— begin DATA SUPPLIED —

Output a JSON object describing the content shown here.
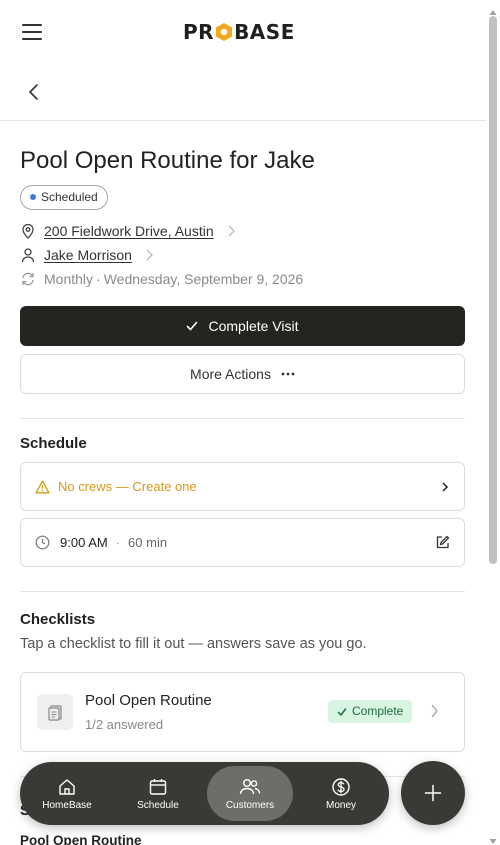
{
  "app": {
    "logo_text_left": "PR",
    "logo_text_right": "BASE"
  },
  "visit": {
    "title": "Pool Open Routine for Jake",
    "status": "Scheduled",
    "address": "200 Fieldwork Drive, Austin",
    "customer": "Jake Morrison",
    "recurrence": "Monthly",
    "recurrence_sep": "·",
    "date": "Wednesday, September 9, 2026"
  },
  "actions": {
    "complete_label": "Complete Visit",
    "more_label": "More Actions"
  },
  "schedule": {
    "section_title": "Schedule",
    "crew_warning": "No crews — Create one",
    "time": "9:00 AM",
    "sep": "·",
    "duration": "60 min"
  },
  "checklists": {
    "section_title": "Checklists",
    "subtitle": "Tap a checklist to fill it out — answers save as you go.",
    "items": [
      {
        "name": "Pool Open Routine",
        "answered": "1/2 answered",
        "status": "Complete"
      }
    ]
  },
  "partial": {
    "section_initial": "S",
    "item": "Pool Open Routine"
  },
  "nav": {
    "items": [
      {
        "label": "HomeBase"
      },
      {
        "label": "Schedule"
      },
      {
        "label": "Customers"
      },
      {
        "label": "Money"
      }
    ]
  },
  "colors": {
    "accent_dark": "#262421",
    "logo_orange": "#f2a81d",
    "status_dot": "#3b7dd8",
    "warning": "#d39a1c",
    "complete_bg": "#d8f5e2",
    "complete_text": "#1f6a3c",
    "nav_bg": "#3a3936"
  }
}
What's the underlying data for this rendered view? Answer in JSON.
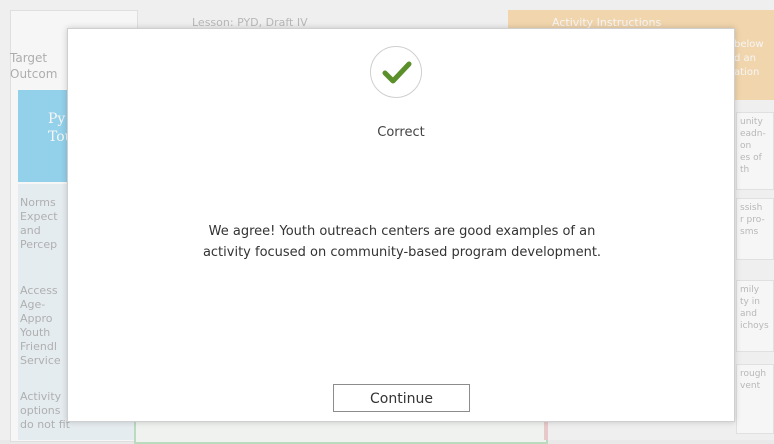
{
  "background": {
    "header_title": "Lesson: PYD, Draft IV",
    "right_header": "Activity Instructions",
    "right_header_text": [
      "below",
      "d an",
      "ation"
    ],
    "left_panel": {
      "target_label": [
        "Target",
        "Outcom"
      ],
      "blue_box": [
        "Py",
        "Tou"
      ],
      "outcomes": [
        [
          "Norms",
          "Expect",
          "and",
          "Percep"
        ],
        [
          "Access",
          "Age-",
          "Appro",
          "Youth",
          "Friendl",
          "Service"
        ],
        [
          "Activity",
          "options",
          "do not fit"
        ]
      ]
    },
    "right_cards": [
      [
        "unity",
        "eadn-",
        "on",
        "es of",
        "th"
      ],
      [
        "ssish",
        "r pro-",
        "sms"
      ],
      [
        "mily",
        "ty in",
        "and",
        "ichoys"
      ],
      [
        "rough",
        "vent"
      ]
    ]
  },
  "modal": {
    "status_icon": "check-icon",
    "accent_color": "#5a8f2a",
    "result_title": "Correct",
    "feedback_text": "We agree! Youth outreach centers are good examples of an activity focused on community-based program development.",
    "continue_label": "Continue"
  }
}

— end DATA SUPPLIED —

● WORK REQUIRED
Each record must be quoted in full and exactly. Do not include the pictures.

● RESULT BELOW
Output a JSON object describing the content shown here.
{
  "app": {
    "logo_text_left": "PR",
    "logo_text_right": "BASE"
  },
  "visit": {
    "title": "Pool Open Routine for Jake",
    "status": "Scheduled",
    "address": "200 Fieldwork Drive, Austin",
    "customer": "Jake Morrison",
    "recurrence": "Monthly",
    "recurrence_sep": "·",
    "date": "Wednesday, September 9, 2026"
  },
  "actions": {
    "complete_label": "Complete Visit",
    "more_label": "More Actions"
  },
  "schedule": {
    "section_title": "Schedule",
    "crew_warning": "No crews — Create one",
    "time": "9:00 AM",
    "sep": "·",
    "duration": "60 min"
  },
  "checklists": {
    "section_title": "Checklists",
    "subtitle": "Tap a checklist to fill it out — answers save as you go.",
    "items": [
      {
        "name": "Pool Open Routine",
        "answered": "1/2 answered",
        "status": "Complete"
      }
    ]
  },
  "partial": {
    "section_initial": "S",
    "item": "Pool Open Routine"
  },
  "nav": {
    "items": [
      {
        "label": "HomeBase"
      },
      {
        "label": "Schedule"
      },
      {
        "label": "Customers"
      },
      {
        "label": "Money"
      }
    ]
  },
  "colors": {
    "accent_dark": "#262421",
    "logo_orange": "#f2a81d",
    "status_dot": "#3b7dd8",
    "warning": "#d39a1c",
    "complete_bg": "#d8f5e2",
    "complete_text": "#1f6a3c",
    "nav_bg": "#3a3936"
  }
}
What's the underlying data for this rendered view? Answer in JSON.
{
  "background": {
    "header_title": "Lesson: PYD, Draft IV",
    "right_header": "Activity Instructions",
    "right_header_text": [
      "below",
      "d an",
      "ation"
    ],
    "left_panel": {
      "target_label": [
        "Target",
        "Outcom"
      ],
      "blue_box": [
        "Py",
        "Tou"
      ],
      "outcomes": [
        [
          "Norms",
          "Expect",
          "and",
          "Percep"
        ],
        [
          "Access",
          "Age-",
          "Appro",
          "Youth",
          "Friendl",
          "Service"
        ],
        [
          "Activity",
          "options",
          "do not fit"
        ]
      ]
    },
    "right_cards": [
      [
        "unity",
        "eadn-",
        "on",
        "es of",
        "th"
      ],
      [
        "ssish",
        "r pro-",
        "sms"
      ],
      [
        "mily",
        "ty in",
        "and",
        "ichoys"
      ],
      [
        "rough",
        "vent"
      ]
    ]
  },
  "modal": {
    "status_icon": "check-icon",
    "accent_color": "#5a8f2a",
    "result_title": "Correct",
    "feedback_text": "We agree! Youth outreach centers are good examples of an activity focused on community-based program development.",
    "continue_label": "Continue"
  }
}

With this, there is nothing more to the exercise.